» PAGE EXCERPT
# The Black Rifle (Part Five)



## Winston (Apr 9, 2019)

Let’s address the elephant in the room.  The AR seems to be the default weapon for mentally unstable people to commit acts of violence.  We need to keep “weapons of war” out of the hands of people that shouldn’t have them.  Since, as a society, we’re too spineless to address and treat the mental health crisis in our nation, we’ll take the easy route and blame the inanimate object.  Let’s get rid of the AR.  

As a thought experiment, let’s say there was enough political capital in the US to ban private ownership of all self-loading “semi-automatic assault rifles”.  The immediate problem is forming a legal definition on what that mythical beast looks like.  Because laws matter (at least to law-abiding citizens, not so much to criminals and the insane).  The problem is everyone knows what an “assault rifle” looks like, but it’s real hard to list the features of one in a legal way that makes sense.  Justice Potter Stewart said it best when he said “…I know it when I see it.”

We’ll stipulate that somehow we have a workable definition of what an “assault rifle” looks like.  People are rational actors.  Before any confiscation / voluntary buy back takes place, people will buy and hoard these weapons like crazy.  If for no other reason than to make a profit.  Americans are good at that, as true devotees of Adam Smith.  So the current estimate of 5 to 10 MILLION AR style weapons in the US would jump to perhaps fifteen million.  Plus a few million AK-47 style weapons.  We’ll leave self-loading pistols out of the discussion for now (funny how “assault pistol” never caught on).  Anyway, that’s a lot of guns.

So, we have a definition cobbled together by lawyers and politicians encompassing millions of items that have been turned into contraband by legislative fiat.  Now what?
Let’s explore the absurd idea of confiscation.  Assuming everyone cooperated (right), it would take years and billions of dollars to even make a dent in the private ownership of self-loading rifles.

» Raw records
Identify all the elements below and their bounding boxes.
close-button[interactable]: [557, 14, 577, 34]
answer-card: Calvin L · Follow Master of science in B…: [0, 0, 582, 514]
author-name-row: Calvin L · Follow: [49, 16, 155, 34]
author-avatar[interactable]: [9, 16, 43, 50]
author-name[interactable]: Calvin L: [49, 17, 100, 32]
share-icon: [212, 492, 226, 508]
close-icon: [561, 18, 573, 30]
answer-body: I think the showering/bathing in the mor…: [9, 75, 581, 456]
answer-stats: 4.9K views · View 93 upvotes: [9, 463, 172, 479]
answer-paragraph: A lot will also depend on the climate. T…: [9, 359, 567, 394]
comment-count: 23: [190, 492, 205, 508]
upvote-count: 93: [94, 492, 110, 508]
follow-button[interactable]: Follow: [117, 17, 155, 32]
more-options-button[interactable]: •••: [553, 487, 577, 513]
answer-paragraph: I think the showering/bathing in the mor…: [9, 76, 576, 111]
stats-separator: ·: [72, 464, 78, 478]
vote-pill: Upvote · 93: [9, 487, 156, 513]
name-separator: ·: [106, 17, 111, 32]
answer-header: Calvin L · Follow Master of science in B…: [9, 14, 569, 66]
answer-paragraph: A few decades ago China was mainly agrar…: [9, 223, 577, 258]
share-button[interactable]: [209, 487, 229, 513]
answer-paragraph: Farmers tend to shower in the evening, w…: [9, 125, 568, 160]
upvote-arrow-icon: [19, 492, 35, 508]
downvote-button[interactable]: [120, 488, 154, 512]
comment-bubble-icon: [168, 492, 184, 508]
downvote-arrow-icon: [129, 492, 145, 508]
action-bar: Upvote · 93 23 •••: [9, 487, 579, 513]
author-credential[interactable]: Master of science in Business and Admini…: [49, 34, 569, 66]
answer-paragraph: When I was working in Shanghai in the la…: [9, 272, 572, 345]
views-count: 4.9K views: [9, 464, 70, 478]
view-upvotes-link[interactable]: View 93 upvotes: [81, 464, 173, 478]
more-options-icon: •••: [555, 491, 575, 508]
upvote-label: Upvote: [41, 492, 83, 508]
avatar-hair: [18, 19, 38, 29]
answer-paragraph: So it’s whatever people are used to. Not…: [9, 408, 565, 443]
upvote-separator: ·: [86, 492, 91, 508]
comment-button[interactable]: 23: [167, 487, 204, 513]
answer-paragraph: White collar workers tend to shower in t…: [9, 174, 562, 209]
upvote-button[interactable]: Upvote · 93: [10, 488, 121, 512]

» EXERCISE BRIEF
Return everything in the post from "Let’s address the" down to "rid of the AR.", copied word for word. The records aren't needed for anything here.

» EXERCISE RESULT
Let’s address the elephant in the room.  The AR seems to be the default weapon for mentally unstable people to commit acts of violence.  We need to keep “weapons of war” out of the hands of people that shouldn’t have them.  Since, as a society, we’re too spineless to address and treat the mental health crisis in our nation, we’ll take the easy route and blame the inanimate object.  Let’s get rid of the AR.